Selected passage ▸
───
Boyd makes it clear that in the century after the Civil War local newspapers and town leaders had very few positive things to say about the “Bottom” and dwelled mostly on its sordid side. He proves that they crafted an identity of this section of town that was not only disreputable but also cast its residents in a highly unflattering light. It was no wonder the prospect of slum clearance proved to be so attractive to Frankfort’s leaders in the era after World War II. And it is not surprising to read that community planners basically ignored the protests of those residents who did not want to see their lives disrupted.
───
Records shown ▸
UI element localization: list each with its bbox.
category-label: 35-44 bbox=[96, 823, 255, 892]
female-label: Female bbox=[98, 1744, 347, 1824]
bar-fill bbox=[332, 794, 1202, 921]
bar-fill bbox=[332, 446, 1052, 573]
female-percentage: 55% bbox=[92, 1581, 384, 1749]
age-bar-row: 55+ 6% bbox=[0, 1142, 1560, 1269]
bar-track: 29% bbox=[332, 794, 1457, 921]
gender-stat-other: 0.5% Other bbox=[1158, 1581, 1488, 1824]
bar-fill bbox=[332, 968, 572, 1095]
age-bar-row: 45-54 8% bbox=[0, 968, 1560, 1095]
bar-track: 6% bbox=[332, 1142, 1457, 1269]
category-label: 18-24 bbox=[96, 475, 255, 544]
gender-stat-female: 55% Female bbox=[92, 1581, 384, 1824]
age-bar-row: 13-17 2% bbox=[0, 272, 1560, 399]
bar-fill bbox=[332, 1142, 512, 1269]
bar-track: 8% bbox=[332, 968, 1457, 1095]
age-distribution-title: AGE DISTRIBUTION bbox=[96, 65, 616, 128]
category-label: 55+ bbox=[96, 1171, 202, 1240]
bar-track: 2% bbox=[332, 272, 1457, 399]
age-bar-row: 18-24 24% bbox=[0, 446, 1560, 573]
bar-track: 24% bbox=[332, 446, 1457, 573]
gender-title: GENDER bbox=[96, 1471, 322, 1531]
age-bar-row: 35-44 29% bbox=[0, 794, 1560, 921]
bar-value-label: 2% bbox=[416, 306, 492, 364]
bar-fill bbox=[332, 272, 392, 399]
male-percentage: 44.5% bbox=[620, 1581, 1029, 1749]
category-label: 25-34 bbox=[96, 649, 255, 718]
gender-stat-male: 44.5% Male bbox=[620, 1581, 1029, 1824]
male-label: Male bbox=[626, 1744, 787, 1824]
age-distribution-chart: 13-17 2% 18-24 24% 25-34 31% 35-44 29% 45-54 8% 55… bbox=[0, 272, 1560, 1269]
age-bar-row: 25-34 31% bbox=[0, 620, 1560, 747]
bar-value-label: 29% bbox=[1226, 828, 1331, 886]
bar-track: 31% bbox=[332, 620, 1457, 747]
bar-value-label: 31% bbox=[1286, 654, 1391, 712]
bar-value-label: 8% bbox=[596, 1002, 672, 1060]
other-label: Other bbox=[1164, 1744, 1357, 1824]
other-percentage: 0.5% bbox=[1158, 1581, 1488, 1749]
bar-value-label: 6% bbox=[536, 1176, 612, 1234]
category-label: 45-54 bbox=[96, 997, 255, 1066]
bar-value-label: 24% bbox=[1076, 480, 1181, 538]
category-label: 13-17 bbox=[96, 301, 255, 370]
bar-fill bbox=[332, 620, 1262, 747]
───
Work required ▸ Resume the passage on Frankfort's "Bottom" after its final sentence, carrying its discussion forward in the same formal tone.

Answer for this exercise ▸
Boyd’s book is notable not so much because it brings to light the memories people had of life in the “bottoms,” however, but because it explores how those recollections were constructed. His project is less about what former residents of the “Bottom” recalled and more about how public or collective memories come into being. He sees clearly that such recollections are the product of a contentious process where various agents attempt to perform and proclaim a diverse set of stories, symbols, and images that reinforce their point of view. In Frankfort the major players included town officials who fashioned the negative image of the “Bottom” in the first place, former residents who staunchly mounted a more positive account of the community that no longer existed, and an ambitious ethnographer--Jim Wallace--who conducted the oral histories in the 1990s that Boyd examined in recent years.

Wallace clearly had an agenda. He was fully aware of the uncomplimentary nature of the reigning public identity of the “Bottom” with its racist overtones, and set out to correct it. Boyd astutely shows how Wallace would offer his respondents special prompts designed to foster a sense of the “Bottom” as a place that was not nearly as violent or corrupt as the prevailing public image made it out to be. Thus, the ethnographer as activist and agent of memory focused a good deal of his interview time on issues of communal solidarity. Residents talked about how they always felt safe in the neighborhood, how many never felt they had to lock their doors at night, and how people would help others in need.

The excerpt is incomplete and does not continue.